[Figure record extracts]
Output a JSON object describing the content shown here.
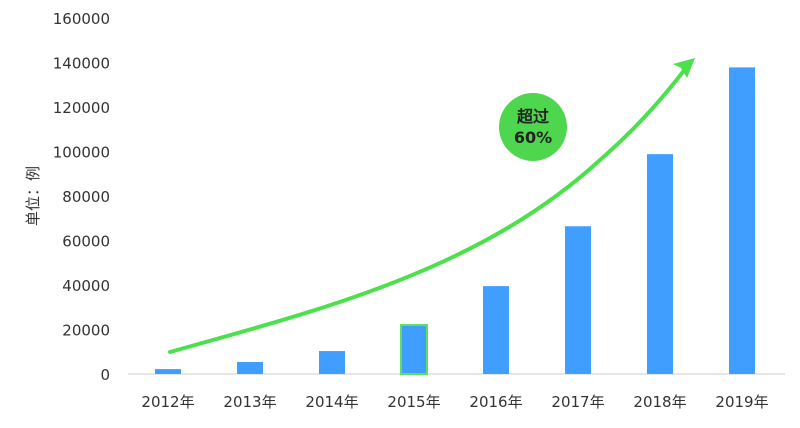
{
  "chart_data": {
    "type": "bar",
    "title": "",
    "xlabel": "",
    "ylabel": "单位：例",
    "categories": [
      "2012年",
      "2013年",
      "2014年",
      "2015年",
      "2016年",
      "2017年",
      "2018年",
      "2019年"
    ],
    "values": [
      2200,
      5400,
      10300,
      22000,
      39500,
      66400,
      98800,
      137800
    ],
    "ylim": [
      0,
      160000
    ],
    "yticks": [
      "0",
      "20000",
      "40000",
      "60000",
      "80000",
      "100000",
      "120000",
      "140000",
      "160000"
    ],
    "grid": false,
    "legend": "none",
    "bar_color": "#409eff",
    "highlight_outline_color": "#5ee05e",
    "highlight_category": "2015年",
    "annotation": {
      "line1": "超过",
      "line2": "60%",
      "badge_color": "#4fd64f",
      "arrow_color": "#4de04d"
    }
  }
}
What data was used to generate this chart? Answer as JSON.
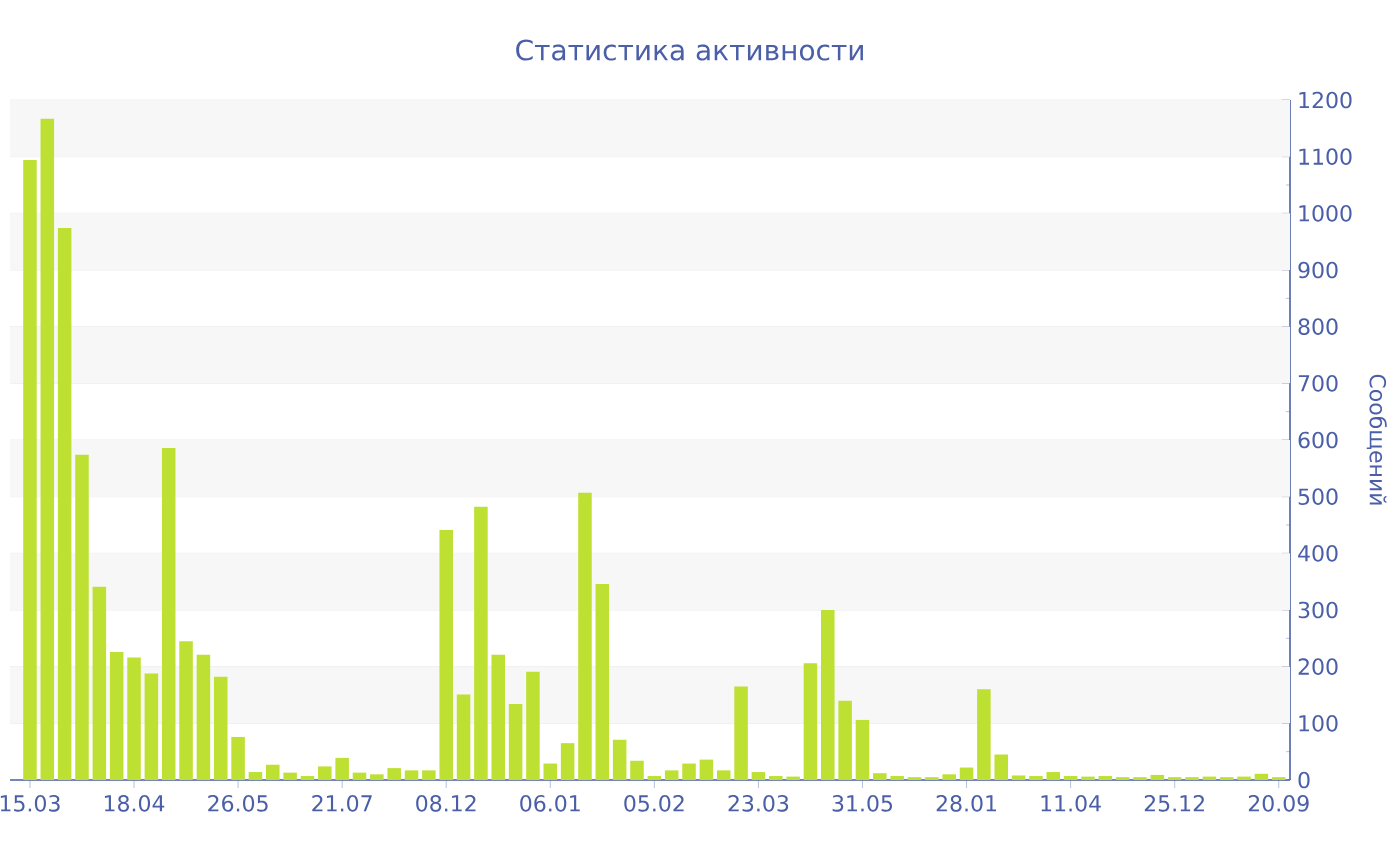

GIVEN REQUEST. Copy all the entries word for word. Omit any pictures.

CORRECT ANSWER.
Output a JSON object describing the content shown here.
{
  "chart_data": {
    "type": "bar",
    "title": "",
    "xlabel": "",
    "ylabel": "单位：例",
    "categories": [
      "2012年",
      "2013年",
      "2014年",
      "2015年",
      "2016年",
      "2017年",
      "2018年",
      "2019年"
    ],
    "values": [
      2200,
      5400,
      10300,
      22000,
      39500,
      66400,
      98800,
      137800
    ],
    "ylim": [
      0,
      160000
    ],
    "yticks": [
      "0",
      "20000",
      "40000",
      "60000",
      "80000",
      "100000",
      "120000",
      "140000",
      "160000"
    ],
    "grid": false,
    "legend": "none",
    "bar_color": "#409eff",
    "highlight_outline_color": "#5ee05e",
    "highlight_category": "2015年",
    "annotation": {
      "line1": "超过",
      "line2": "60%",
      "badge_color": "#4fd64f",
      "arrow_color": "#4de04d"
    }
  }
}
What data was used to generate this chart? Answer as JSON.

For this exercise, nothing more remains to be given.